---- Records to process

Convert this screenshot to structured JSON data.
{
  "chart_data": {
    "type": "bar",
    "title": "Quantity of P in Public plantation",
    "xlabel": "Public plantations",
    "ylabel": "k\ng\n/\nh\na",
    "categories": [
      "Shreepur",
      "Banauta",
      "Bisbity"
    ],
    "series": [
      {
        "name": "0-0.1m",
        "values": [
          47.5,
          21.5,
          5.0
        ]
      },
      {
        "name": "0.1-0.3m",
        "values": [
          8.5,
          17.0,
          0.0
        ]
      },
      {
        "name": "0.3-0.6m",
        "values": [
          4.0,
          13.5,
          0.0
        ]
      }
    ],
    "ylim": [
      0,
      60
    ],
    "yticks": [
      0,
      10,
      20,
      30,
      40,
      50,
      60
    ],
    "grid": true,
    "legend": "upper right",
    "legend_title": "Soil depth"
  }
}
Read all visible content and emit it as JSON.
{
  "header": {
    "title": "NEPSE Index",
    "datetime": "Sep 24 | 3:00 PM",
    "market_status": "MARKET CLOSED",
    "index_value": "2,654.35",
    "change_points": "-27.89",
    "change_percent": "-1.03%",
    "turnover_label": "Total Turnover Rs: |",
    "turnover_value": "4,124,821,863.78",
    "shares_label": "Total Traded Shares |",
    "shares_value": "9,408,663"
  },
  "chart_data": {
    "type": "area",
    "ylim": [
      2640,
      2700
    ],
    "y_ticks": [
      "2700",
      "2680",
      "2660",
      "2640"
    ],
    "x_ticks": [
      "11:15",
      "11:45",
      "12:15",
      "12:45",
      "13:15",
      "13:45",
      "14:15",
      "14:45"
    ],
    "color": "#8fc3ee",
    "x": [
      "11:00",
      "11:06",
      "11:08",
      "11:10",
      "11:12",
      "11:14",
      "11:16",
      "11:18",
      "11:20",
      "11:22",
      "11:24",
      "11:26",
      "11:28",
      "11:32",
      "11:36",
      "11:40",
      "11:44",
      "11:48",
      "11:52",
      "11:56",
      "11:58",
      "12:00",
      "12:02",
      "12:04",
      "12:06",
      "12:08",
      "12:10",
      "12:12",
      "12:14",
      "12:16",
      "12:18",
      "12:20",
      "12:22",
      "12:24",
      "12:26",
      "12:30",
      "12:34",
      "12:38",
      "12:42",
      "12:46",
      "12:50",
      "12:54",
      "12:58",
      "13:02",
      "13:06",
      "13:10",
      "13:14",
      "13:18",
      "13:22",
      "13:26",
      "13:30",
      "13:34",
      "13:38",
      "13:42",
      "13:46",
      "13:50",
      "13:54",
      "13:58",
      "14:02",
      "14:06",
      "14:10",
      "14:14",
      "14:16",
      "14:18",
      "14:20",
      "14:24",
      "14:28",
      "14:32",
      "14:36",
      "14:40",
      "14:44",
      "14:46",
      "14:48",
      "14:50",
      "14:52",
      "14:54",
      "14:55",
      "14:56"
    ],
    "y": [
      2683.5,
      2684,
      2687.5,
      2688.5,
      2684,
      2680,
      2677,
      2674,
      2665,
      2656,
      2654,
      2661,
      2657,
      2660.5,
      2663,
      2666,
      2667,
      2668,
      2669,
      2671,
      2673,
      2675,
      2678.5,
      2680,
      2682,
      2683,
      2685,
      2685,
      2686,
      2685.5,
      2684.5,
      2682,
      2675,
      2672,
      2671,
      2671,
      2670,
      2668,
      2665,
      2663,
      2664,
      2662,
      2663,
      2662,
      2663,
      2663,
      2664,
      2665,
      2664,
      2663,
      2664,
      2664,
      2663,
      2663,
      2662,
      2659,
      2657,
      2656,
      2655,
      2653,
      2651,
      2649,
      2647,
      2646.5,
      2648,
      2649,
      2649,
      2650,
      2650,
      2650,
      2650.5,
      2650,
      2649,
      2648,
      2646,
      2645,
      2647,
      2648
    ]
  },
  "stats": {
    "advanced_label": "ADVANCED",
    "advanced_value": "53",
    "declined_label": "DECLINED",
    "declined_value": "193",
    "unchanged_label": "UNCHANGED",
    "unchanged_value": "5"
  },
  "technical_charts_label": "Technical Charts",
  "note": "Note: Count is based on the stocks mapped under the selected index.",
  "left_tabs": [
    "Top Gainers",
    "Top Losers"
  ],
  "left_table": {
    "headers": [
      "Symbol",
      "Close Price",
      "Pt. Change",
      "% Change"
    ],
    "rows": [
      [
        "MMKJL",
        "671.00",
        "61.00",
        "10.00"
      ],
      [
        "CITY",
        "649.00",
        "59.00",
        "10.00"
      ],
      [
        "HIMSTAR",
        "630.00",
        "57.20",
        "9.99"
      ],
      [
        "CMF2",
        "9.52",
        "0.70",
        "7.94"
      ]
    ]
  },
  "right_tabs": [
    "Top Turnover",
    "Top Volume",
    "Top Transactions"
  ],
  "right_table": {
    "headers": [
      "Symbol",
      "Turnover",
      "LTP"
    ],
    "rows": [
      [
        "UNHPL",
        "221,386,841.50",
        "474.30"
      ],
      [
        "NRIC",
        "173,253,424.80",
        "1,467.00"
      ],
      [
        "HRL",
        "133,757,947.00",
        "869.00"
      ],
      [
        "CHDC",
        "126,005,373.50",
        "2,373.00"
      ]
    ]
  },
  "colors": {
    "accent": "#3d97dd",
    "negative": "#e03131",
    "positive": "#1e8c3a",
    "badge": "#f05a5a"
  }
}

--------

- **Written task**: Exactly as shown above, return every record.

- **Expected answer**:
Convert this screenshot to structured JSON data.
{
  "chart_data": {
    "type": "bar",
    "title": "Quantity of P in Public plantation",
    "xlabel": "Public plantations",
    "ylabel": "k\ng\n/\nh\na",
    "categories": [
      "Shreepur",
      "Banauta",
      "Bisbity"
    ],
    "series": [
      {
        "name": "0-0.1m",
        "values": [
          47.5,
          21.5,
          5.0
        ]
      },
      {
        "name": "0.1-0.3m",
        "values": [
          8.5,
          17.0,
          0.0
        ]
      },
      {
        "name": "0.3-0.6m",
        "values": [
          4.0,
          13.5,
          0.0
        ]
      }
    ],
    "ylim": [
      0,
      60
    ],
    "yticks": [
      0,
      10,
      20,
      30,
      40,
      50,
      60
    ],
    "grid": true,
    "legend": "upper right",
    "legend_title": "Soil depth"
  }
}
Read all visible content and emit it as JSON.
{
  "header": {
    "title": "NEPSE Index",
    "datetime": "Sep 24 | 3:00 PM",
    "market_status": "MARKET CLOSED",
    "index_value": "2,654.35",
    "change_points": "-27.89",
    "change_percent": "-1.03%",
    "turnover_label": "Total Turnover Rs: |",
    "turnover_value": "4,124,821,863.78",
    "shares_label": "Total Traded Shares |",
    "shares_value": "9,408,663"
  },
  "chart_data": {
    "type": "area",
    "ylim": [
      2640,
      2700
    ],
    "y_ticks": [
      "2700",
      "2680",
      "2660",
      "2640"
    ],
    "x_ticks": [
      "11:15",
      "11:45",
      "12:15",
      "12:45",
      "13:15",
      "13:45",
      "14:15",
      "14:45"
    ],
    "color": "#8fc3ee",
    "x": [
      "11:00",
      "11:06",
      "11:08",
      "11:10",
      "11:12",
      "11:14",
      "11:16",
      "11:18",
      "11:20",
      "11:22",
      "11:24",
      "11:26",
      "11:28",
      "11:32",
      "11:36",
      "11:40",
      "11:44",
      "11:48",
      "11:52",
      "11:56",
      "11:58",
      "12:00",
      "12:02",
      "12:04",
      "12:06",
      "12:08",
      "12:10",
      "12:12",
      "12:14",
      "12:16",
      "12:18",
      "12:20",
      "12:22",
      "12:24",
      "12:26",
      "12:30",
      "12:34",
      "12:38",
      "12:42",
      "12:46",
      "12:50",
      "12:54",
      "12:58",
      "13:02",
      "13:06",
      "13:10",
      "13:14",
      "13:18",
      "13:22",
      "13:26",
      "13:30",
      "13:34",
      "13:38",
      "13:42",
      "13:46",
      "13:50",
      "13:54",
      "13:58",
      "14:02",
      "14:06",
      "14:10",
      "14:14",
      "14:16",
      "14:18",
      "14:20",
      "14:24",
      "14:28",
      "14:32",
      "14:36",
      "14:40",
      "14:44",
      "14:46",
      "14:48",
      "14:50",
      "14:52",
      "14:54",
      "14:55",
      "14:56"
    ],
    "y": [
      2683.5,
      2684,
      2687.5,
      2688.5,
      2684,
      2680,
      2677,
      2674,
      2665,
      2656,
      2654,
      2661,
      2657,
      2660.5,
      2663,
      2666,
      2667,
      2668,
      2669,
      2671,
      2673,
      2675,
      2678.5,
      2680,
      2682,
      2683,
      2685,
      2685,
      2686,
      2685.5,
      2684.5,
      2682,
      2675,
      2672,
      2671,
      2671,
      2670,
      2668,
      2665,
      2663,
      2664,
      2662,
      2663,
      2662,
      2663,
      2663,
      2664,
      2665,
      2664,
      2663,
      2664,
      2664,
      2663,
      2663,
      2662,
      2659,
      2657,
      2656,
      2655,
      2653,
      2651,
      2649,
      2647,
      2646.5,
      2648,
      2649,
      2649,
      2650,
      2650,
      2650,
      2650.5,
      2650,
      2649,
      2648,
      2646,
      2645,
      2647,
      2648
    ]
  },
  "stats": {
    "advanced_label": "ADVANCED",
    "advanced_value": "53",
    "declined_label": "DECLINED",
    "declined_value": "193",
    "unchanged_label": "UNCHANGED",
    "unchanged_value": "5"
  },
  "technical_charts_label": "Technical Charts",
  "note": "Note: Count is based on the stocks mapped under the selected index.",
  "left_tabs": [
    "Top Gainers",
    "Top Losers"
  ],
  "left_table": {
    "headers": [
      "Symbol",
      "Close Price",
      "Pt. Change",
      "% Change"
    ],
    "rows": [
      [
        "MMKJL",
        "671.00",
        "61.00",
        "10.00"
      ],
      [
        "CITY",
        "649.00",
        "59.00",
        "10.00"
      ],
      [
        "HIMSTAR",
        "630.00",
        "57.20",
        "9.99"
      ],
      [
        "CMF2",
        "9.52",
        "0.70",
        "7.94"
      ]
    ]
  },
  "right_tabs": [
    "Top Turnover",
    "Top Volume",
    "Top Transactions"
  ],
  "right_table": {
    "headers": [
      "Symbol",
      "Turnover",
      "LTP"
    ],
    "rows": [
      [
        "UNHPL",
        "221,386,841.50",
        "474.30"
      ],
      [
        "NRIC",
        "173,253,424.80",
        "1,467.00"
      ],
      [
        "HRL",
        "133,757,947.00",
        "869.00"
      ],
      [
        "CHDC",
        "126,005,373.50",
        "2,373.00"
      ]
    ]
  },
  "colors": {
    "accent": "#3d97dd",
    "negative": "#e03131",
    "positive": "#1e8c3a",
    "badge": "#f05a5a"
  }
}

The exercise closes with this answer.